> **Problem to work on**: The listing must be reproduced in full, exactly as it stands.

> **Records for the exercise**:
►

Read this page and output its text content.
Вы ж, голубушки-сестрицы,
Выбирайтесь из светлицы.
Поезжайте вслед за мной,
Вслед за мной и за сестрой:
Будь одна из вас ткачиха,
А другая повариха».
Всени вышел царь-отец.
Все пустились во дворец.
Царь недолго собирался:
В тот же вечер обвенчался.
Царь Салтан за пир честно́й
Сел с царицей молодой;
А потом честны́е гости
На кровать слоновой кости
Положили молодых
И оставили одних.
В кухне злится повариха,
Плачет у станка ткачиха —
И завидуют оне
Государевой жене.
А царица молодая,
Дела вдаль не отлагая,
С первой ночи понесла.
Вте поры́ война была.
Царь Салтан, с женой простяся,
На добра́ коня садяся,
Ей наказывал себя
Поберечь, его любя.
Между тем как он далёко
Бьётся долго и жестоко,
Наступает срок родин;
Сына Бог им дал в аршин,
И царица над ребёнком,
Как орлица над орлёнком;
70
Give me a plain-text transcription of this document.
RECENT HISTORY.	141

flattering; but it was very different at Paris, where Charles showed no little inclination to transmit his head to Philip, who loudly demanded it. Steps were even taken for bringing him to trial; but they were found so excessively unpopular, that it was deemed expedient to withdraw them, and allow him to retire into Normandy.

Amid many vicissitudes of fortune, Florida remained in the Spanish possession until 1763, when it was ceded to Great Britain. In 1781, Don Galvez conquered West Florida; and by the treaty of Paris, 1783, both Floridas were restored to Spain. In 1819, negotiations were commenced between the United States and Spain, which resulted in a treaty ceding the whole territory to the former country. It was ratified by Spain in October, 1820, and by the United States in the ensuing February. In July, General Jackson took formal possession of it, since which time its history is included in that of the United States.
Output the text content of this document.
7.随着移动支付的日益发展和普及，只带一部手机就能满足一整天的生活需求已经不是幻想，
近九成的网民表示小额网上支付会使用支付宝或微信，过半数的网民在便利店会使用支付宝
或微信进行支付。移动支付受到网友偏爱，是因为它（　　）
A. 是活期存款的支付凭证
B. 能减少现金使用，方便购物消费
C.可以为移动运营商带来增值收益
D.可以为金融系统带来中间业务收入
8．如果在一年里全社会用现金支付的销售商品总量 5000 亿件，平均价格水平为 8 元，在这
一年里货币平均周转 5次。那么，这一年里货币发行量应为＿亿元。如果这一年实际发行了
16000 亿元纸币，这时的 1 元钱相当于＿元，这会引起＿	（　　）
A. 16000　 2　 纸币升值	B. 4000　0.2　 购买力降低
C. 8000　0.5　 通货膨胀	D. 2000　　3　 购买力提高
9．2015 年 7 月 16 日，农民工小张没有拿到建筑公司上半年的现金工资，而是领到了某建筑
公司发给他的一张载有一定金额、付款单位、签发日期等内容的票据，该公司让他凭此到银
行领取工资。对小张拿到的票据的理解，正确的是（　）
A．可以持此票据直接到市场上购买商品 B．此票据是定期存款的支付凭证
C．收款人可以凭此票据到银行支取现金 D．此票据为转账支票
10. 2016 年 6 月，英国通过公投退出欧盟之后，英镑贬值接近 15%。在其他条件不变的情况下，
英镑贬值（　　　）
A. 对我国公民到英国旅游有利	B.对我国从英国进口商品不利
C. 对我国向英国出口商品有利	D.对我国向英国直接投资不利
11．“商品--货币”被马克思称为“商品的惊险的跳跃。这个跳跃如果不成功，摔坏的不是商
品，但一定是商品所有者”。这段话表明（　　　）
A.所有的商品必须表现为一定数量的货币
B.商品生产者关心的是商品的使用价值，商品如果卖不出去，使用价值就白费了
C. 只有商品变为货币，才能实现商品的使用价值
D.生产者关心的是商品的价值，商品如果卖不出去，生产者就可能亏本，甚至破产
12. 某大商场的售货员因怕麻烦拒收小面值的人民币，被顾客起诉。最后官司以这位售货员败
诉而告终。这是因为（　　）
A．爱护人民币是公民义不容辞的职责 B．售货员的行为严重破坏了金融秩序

◄

> **Response below**:
Read this page and output its text content.
Вы ж, голубушки-сестрицы,
Выбирайтесь из светлицы.
Поезжайте вслед за мной,
Вслед за мной и за сестрой:
Будь одна из вас ткачиха,
А другая повариха».
Всени вышел царь-отец.
Все пустились во дворец.
Царь недолго собирался:
В тот же вечер обвенчался.
Царь Салтан за пир честно́й
Сел с царицей молодой;
А потом честны́е гости
На кровать слоновой кости
Положили молодых
И оставили одних.
В кухне злится повариха,
Плачет у станка ткачиха —
И завидуют оне
Государевой жене.
А царица молодая,
Дела вдаль не отлагая,
С первой ночи понесла.
Вте поры́ война была.
Царь Салтан, с женой простяся,
На добра́ коня садяся,
Ей наказывал себя
Поберечь, его любя.
Между тем как он далёко
Бьётся долго и жестоко,
Наступает срок родин;
Сына Бог им дал в аршин,
И царица над ребёнком,
Как орлица над орлёнком;
70
Give me a plain-text transcription of this document.
RECENT HISTORY.	141

flattering; but it was very different at Paris, where Charles showed no little inclination to transmit his head to Philip, who loudly demanded it. Steps were even taken for bringing him to trial; but they were found so excessively unpopular, that it was deemed expedient to withdraw them, and allow him to retire into Normandy.

Amid many vicissitudes of fortune, Florida remained in the Spanish possession until 1763, when it was ceded to Great Britain. In 1781, Don Galvez conquered West Florida; and by the treaty of Paris, 1783, both Floridas were restored to Spain. In 1819, negotiations were commenced between the United States and Spain, which resulted in a treaty ceding the whole territory to the former country. It was ratified by Spain in October, 1820, and by the United States in the ensuing February. In July, General Jackson took formal possession of it, since which time its history is included in that of the United States.
Output the text content of this document.
7.随着移动支付的日益发展和普及，只带一部手机就能满足一整天的生活需求已经不是幻想，
近九成的网民表示小额网上支付会使用支付宝或微信，过半数的网民在便利店会使用支付宝
或微信进行支付。移动支付受到网友偏爱，是因为它（　　）
A. 是活期存款的支付凭证
B. 能减少现金使用，方便购物消费
C.可以为移动运营商带来增值收益
D.可以为金融系统带来中间业务收入
8．如果在一年里全社会用现金支付的销售商品总量 5000 亿件，平均价格水平为 8 元，在这
一年里货币平均周转 5次。那么，这一年里货币发行量应为＿亿元。如果这一年实际发行了
16000 亿元纸币，这时的 1 元钱相当于＿元，这会引起＿	（　　）
A. 16000　 2　 纸币升值	B. 4000　0.2　 购买力降低
C. 8000　0.5　 通货膨胀	D. 2000　　3　 购买力提高
9．2015 年 7 月 16 日，农民工小张没有拿到建筑公司上半年的现金工资，而是领到了某建筑
公司发给他的一张载有一定金额、付款单位、签发日期等内容的票据，该公司让他凭此到银
行领取工资。对小张拿到的票据的理解，正确的是（　）
A．可以持此票据直接到市场上购买商品 B．此票据是定期存款的支付凭证
C．收款人可以凭此票据到银行支取现金 D．此票据为转账支票
10. 2016 年 6 月，英国通过公投退出欧盟之后，英镑贬值接近 15%。在其他条件不变的情况下，
英镑贬值（　　　）
A. 对我国公民到英国旅游有利	B.对我国从英国进口商品不利
C. 对我国向英国出口商品有利	D.对我国向英国直接投资不利
11．“商品--货币”被马克思称为“商品的惊险的跳跃。这个跳跃如果不成功，摔坏的不是商
品，但一定是商品所有者”。这段话表明（　　　）
A.所有的商品必须表现为一定数量的货币
B.商品生产者关心的是商品的使用价值，商品如果卖不出去，使用价值就白费了
C. 只有商品变为货币，才能实现商品的使用价值
D.生产者关心的是商品的价值，商品如果卖不出去，生产者就可能亏本，甚至破产
12. 某大商场的售货员因怕麻烦拒收小面值的人民币，被顾客起诉。最后官司以这位售货员败
诉而告终。这是因为（　　）
A．爱护人民币是公民义不容辞的职责 B．售货员的行为严重破坏了金融秩序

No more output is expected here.